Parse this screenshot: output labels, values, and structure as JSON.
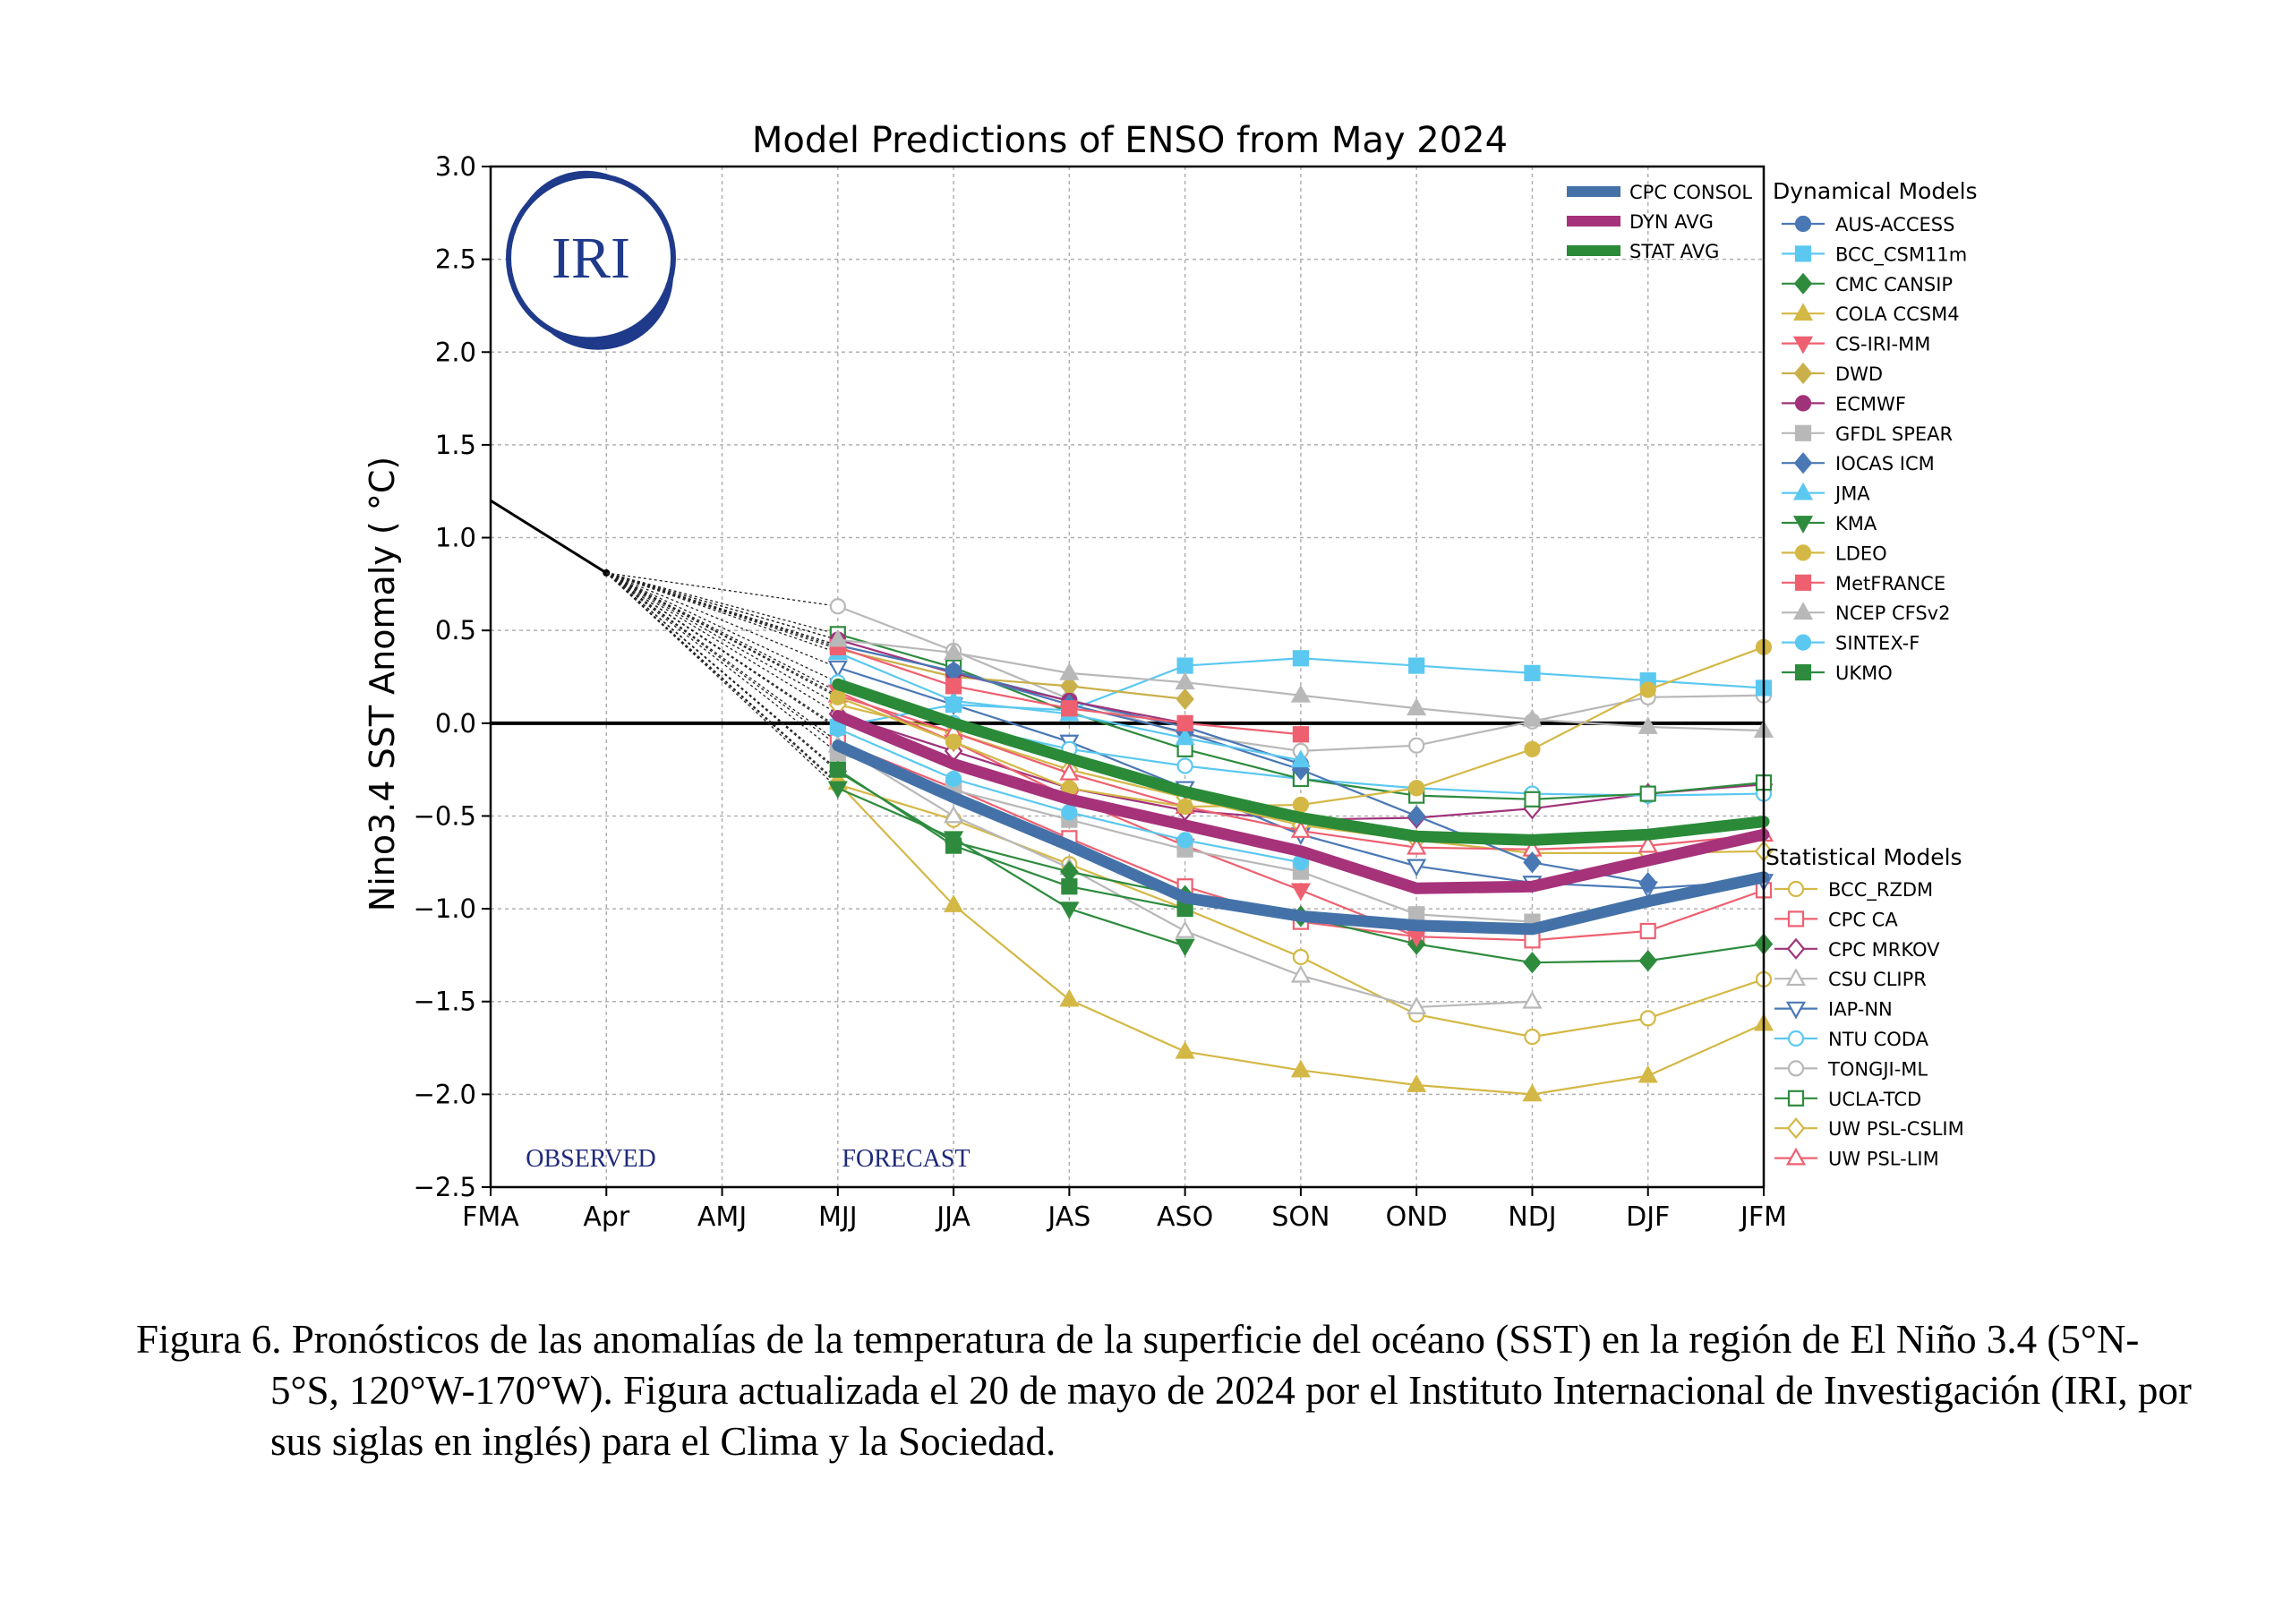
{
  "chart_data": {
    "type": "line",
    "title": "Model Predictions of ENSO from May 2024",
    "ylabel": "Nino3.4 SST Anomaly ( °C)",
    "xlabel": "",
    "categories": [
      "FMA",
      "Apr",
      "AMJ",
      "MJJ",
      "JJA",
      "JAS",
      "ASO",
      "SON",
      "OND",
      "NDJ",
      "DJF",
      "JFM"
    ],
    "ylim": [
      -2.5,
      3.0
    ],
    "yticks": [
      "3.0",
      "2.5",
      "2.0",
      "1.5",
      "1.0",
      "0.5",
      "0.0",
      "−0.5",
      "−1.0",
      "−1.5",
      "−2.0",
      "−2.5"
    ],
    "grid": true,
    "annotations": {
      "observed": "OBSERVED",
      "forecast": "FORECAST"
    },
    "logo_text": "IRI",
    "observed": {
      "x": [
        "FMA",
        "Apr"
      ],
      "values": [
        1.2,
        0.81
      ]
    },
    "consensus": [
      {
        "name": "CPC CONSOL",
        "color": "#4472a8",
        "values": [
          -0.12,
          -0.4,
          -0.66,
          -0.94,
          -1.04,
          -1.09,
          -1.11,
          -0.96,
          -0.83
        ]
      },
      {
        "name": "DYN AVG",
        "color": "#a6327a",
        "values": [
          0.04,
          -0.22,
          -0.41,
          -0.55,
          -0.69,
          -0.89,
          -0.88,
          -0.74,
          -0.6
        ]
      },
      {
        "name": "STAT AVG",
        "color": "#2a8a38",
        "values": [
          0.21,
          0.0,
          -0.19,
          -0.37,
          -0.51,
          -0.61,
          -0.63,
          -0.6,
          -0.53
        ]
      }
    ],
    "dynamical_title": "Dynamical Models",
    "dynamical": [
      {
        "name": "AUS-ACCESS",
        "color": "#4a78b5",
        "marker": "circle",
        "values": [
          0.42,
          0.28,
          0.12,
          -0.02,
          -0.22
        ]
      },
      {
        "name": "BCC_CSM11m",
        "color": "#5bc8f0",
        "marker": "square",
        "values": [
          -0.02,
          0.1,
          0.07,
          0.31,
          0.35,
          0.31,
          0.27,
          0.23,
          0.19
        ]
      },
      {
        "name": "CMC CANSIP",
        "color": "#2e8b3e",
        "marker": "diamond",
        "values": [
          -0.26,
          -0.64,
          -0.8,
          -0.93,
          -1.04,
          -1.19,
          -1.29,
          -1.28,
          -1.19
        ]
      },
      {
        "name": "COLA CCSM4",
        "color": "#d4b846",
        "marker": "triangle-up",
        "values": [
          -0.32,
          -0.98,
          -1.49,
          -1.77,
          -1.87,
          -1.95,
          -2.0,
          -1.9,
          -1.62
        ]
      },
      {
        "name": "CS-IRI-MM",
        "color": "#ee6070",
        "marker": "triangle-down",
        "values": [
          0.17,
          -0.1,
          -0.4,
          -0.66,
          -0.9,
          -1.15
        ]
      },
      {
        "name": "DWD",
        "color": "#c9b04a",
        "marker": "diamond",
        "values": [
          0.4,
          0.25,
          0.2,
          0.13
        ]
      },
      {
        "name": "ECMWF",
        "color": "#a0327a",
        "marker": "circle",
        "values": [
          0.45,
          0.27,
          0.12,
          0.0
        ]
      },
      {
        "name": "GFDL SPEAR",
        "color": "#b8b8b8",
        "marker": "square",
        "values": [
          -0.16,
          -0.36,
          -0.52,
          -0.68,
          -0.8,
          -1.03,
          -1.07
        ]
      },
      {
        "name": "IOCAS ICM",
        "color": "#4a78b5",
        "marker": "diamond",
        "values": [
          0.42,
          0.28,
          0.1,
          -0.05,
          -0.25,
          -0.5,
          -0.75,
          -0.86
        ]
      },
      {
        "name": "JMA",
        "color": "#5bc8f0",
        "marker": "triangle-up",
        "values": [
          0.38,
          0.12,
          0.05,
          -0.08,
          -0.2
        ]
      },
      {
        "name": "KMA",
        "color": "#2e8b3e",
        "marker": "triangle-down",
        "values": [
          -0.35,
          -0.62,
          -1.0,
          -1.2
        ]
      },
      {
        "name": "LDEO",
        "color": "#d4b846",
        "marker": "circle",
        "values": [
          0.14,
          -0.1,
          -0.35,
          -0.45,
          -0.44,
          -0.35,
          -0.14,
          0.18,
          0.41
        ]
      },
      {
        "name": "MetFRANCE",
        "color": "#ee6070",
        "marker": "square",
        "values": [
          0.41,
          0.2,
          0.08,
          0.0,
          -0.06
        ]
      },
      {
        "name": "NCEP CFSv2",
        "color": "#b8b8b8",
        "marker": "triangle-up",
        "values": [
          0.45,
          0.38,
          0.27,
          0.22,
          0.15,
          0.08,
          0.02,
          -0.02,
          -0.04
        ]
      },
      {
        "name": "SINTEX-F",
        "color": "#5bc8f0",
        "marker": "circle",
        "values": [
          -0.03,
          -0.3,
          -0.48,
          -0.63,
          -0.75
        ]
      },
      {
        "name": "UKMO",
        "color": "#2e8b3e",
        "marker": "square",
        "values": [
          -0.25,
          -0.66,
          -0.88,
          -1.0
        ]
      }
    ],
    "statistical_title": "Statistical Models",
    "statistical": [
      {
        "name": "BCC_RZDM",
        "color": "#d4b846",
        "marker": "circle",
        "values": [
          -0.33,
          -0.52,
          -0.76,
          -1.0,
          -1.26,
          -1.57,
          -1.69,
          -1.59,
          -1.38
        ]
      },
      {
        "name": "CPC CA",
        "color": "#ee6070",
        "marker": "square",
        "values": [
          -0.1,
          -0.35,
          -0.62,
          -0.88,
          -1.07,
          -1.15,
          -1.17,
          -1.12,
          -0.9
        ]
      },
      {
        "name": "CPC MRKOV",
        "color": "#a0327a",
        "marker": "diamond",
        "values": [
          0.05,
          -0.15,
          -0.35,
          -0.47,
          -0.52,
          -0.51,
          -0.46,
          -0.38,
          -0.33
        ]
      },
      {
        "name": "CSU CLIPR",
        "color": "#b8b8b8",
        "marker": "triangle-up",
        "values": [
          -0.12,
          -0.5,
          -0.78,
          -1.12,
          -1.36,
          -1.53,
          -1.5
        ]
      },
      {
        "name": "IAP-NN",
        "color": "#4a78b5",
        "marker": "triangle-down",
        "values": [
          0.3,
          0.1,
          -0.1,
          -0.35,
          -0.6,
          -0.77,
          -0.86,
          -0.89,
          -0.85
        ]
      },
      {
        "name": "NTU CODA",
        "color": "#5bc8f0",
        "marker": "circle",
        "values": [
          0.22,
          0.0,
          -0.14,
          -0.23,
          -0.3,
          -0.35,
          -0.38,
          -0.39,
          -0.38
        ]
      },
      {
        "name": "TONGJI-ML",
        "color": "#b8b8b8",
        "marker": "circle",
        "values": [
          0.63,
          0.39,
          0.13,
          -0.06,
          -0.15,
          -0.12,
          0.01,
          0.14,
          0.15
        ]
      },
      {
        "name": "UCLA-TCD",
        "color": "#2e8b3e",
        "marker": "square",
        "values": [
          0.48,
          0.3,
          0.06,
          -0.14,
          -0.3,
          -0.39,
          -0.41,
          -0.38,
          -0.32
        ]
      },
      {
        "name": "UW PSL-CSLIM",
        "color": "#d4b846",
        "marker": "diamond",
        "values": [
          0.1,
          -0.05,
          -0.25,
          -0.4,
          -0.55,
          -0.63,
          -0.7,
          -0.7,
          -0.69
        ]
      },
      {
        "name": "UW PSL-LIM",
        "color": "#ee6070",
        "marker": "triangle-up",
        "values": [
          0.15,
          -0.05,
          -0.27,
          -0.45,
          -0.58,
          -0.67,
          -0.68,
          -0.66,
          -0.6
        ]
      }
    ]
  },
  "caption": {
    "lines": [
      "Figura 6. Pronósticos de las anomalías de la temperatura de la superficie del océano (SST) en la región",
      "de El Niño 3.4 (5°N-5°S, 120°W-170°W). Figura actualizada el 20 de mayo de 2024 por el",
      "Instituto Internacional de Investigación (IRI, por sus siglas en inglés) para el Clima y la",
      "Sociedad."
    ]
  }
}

* * *

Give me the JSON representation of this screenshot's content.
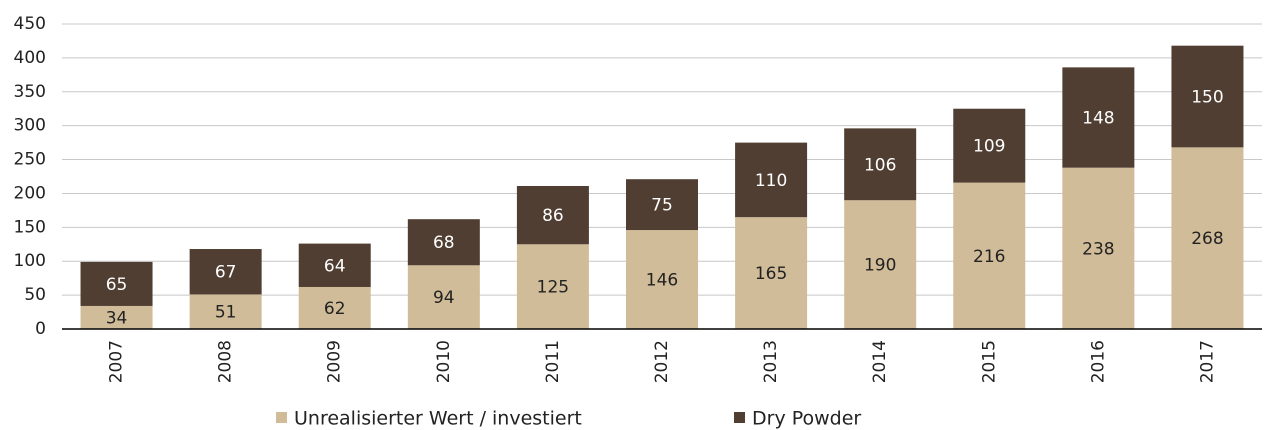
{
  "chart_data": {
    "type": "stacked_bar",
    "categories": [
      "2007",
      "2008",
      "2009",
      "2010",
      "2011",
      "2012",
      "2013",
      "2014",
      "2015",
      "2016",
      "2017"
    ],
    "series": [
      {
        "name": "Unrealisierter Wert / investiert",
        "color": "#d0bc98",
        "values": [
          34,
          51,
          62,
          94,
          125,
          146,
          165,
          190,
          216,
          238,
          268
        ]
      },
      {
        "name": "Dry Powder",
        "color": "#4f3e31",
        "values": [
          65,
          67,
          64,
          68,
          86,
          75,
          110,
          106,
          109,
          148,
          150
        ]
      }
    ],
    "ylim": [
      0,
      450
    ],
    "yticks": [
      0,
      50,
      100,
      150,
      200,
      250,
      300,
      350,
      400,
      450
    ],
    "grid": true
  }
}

> [What is required]: Copy every line of the material in which the word "this" occurs.

> [Finished task]:
Parse this screenshot: output labels, values, and structure as JSON.
Give me the JSON representation of this screenshot's content.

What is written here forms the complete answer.